◆ What to do ◆
Will you quote all of the entries, word for word?
-- start Records supplied --
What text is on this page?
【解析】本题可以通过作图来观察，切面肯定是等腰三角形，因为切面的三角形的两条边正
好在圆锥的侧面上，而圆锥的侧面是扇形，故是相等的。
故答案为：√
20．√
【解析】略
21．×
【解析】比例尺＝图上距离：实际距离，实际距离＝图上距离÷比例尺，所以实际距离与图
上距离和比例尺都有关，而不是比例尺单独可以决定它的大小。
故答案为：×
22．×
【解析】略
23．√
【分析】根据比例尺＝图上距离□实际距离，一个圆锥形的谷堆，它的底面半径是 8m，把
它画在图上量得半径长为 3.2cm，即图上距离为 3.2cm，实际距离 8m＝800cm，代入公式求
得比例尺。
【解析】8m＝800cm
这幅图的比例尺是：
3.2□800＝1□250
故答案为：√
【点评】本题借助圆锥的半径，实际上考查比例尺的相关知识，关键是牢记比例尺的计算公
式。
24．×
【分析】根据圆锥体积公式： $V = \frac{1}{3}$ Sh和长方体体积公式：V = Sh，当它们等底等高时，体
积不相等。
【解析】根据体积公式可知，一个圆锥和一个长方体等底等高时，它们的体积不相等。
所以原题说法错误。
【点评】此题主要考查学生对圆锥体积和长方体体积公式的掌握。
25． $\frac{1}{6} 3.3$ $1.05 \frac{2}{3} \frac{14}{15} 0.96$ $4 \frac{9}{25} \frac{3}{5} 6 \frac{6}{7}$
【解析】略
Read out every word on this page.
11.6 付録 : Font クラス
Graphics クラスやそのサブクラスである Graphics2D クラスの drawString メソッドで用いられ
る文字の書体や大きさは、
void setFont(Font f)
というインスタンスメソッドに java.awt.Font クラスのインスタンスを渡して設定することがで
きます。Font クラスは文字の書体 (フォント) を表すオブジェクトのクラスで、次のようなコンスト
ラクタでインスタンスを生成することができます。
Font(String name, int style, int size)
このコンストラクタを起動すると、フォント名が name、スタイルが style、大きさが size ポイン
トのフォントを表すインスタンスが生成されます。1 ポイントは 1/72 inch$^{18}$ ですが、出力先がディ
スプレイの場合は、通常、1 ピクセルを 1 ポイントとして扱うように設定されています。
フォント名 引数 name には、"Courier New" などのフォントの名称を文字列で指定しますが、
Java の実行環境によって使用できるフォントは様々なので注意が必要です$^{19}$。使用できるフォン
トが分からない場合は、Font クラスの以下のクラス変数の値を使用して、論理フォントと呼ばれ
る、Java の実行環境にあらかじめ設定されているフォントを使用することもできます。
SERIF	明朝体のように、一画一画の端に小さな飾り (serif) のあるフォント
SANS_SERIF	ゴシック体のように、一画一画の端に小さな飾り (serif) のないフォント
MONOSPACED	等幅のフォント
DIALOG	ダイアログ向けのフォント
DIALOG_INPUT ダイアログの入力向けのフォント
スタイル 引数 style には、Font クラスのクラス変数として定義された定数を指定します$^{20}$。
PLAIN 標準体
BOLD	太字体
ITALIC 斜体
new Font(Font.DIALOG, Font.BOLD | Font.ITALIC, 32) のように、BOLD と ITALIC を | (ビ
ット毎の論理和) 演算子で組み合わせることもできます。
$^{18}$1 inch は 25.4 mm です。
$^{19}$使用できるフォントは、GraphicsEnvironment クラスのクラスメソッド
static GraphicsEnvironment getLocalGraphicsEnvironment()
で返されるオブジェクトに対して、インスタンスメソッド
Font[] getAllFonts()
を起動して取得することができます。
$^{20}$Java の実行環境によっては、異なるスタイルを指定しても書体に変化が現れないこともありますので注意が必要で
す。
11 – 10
-- end Records supplied --
◆ Final result ◆
What text is on this page?
【解析】本题可以通过作图来观察，切面肯定是等腰三角形，因为切面的三角形的两条边正
好在圆锥的侧面上，而圆锥的侧面是扇形，故是相等的。
故答案为：√
20．√
【解析】略
21．×
【解析】比例尺＝图上距离：实际距离，实际距离＝图上距离÷比例尺，所以实际距离与图
上距离和比例尺都有关，而不是比例尺单独可以决定它的大小。
故答案为：×
22．×
【解析】略
23．√
【分析】根据比例尺＝图上距离□实际距离，一个圆锥形的谷堆，它的底面半径是 8m，把
它画在图上量得半径长为 3.2cm，即图上距离为 3.2cm，实际距离 8m＝800cm，代入公式求
得比例尺。
【解析】8m＝800cm
这幅图的比例尺是：
3.2□800＝1□250
故答案为：√
【点评】本题借助圆锥的半径，实际上考查比例尺的相关知识，关键是牢记比例尺的计算公
式。
24．×
【分析】根据圆锥体积公式： $V = \frac{1}{3}$ Sh和长方体体积公式：V = Sh，当它们等底等高时，体
积不相等。
【解析】根据体积公式可知，一个圆锥和一个长方体等底等高时，它们的体积不相等。
所以原题说法错误。
【点评】此题主要考查学生对圆锥体积和长方体体积公式的掌握。
25． $\frac{1}{6} 3.3$ $1.05 \frac{2}{3} \frac{14}{15} 0.96$ $4 \frac{9}{25} \frac{3}{5} 6 \frac{6}{7}$
【解析】略
Read out every word on this page.
11.6 付録 : Font クラス
Graphics クラスやそのサブクラスである Graphics2D クラスの drawString メソッドで用いられ
る文字の書体や大きさは、
void setFont(Font f)
というインスタンスメソッドに java.awt.Font クラスのインスタンスを渡して設定することがで
きます。Font クラスは文字の書体 (フォント) を表すオブジェクトのクラスで、次のようなコンスト
ラクタでインスタンスを生成することができます。
Font(String name, int style, int size)
このコンストラクタを起動すると、フォント名が name、スタイルが style、大きさが size ポイン
トのフォントを表すインスタンスが生成されます。1 ポイントは 1/72 inch$^{18}$ ですが、出力先がディ
スプレイの場合は、通常、1 ピクセルを 1 ポイントとして扱うように設定されています。
フォント名 引数 name には、"Courier New" などのフォントの名称を文字列で指定しますが、
Java の実行環境によって使用できるフォントは様々なので注意が必要です$^{19}$。使用できるフォン
トが分からない場合は、Font クラスの以下のクラス変数の値を使用して、論理フォントと呼ばれ
る、Java の実行環境にあらかじめ設定されているフォントを使用することもできます。
SERIF	明朝体のように、一画一画の端に小さな飾り (serif) のあるフォント
SANS_SERIF	ゴシック体のように、一画一画の端に小さな飾り (serif) のないフォント
MONOSPACED	等幅のフォント
DIALOG	ダイアログ向けのフォント
DIALOG_INPUT ダイアログの入力向けのフォント
スタイル 引数 style には、Font クラスのクラス変数として定義された定数を指定します$^{20}$。
PLAIN 標準体
BOLD	太字体
ITALIC 斜体
new Font(Font.DIALOG, Font.BOLD | Font.ITALIC, 32) のように、BOLD と ITALIC を | (ビ
ット毎の論理和) 演算子で組み合わせることもできます。
$^{18}$1 inch は 25.4 mm です。
$^{19}$使用できるフォントは、GraphicsEnvironment クラスのクラスメソッド
static GraphicsEnvironment getLocalGraphicsEnvironment()
で返されるオブジェクトに対して、インスタンスメソッド
Font[] getAllFonts()
を起動して取得することができます。
$^{20}$Java の実行環境によっては、異なるスタイルを指定しても書体に変化が現れないこともありますので注意が必要で
す。
11 – 10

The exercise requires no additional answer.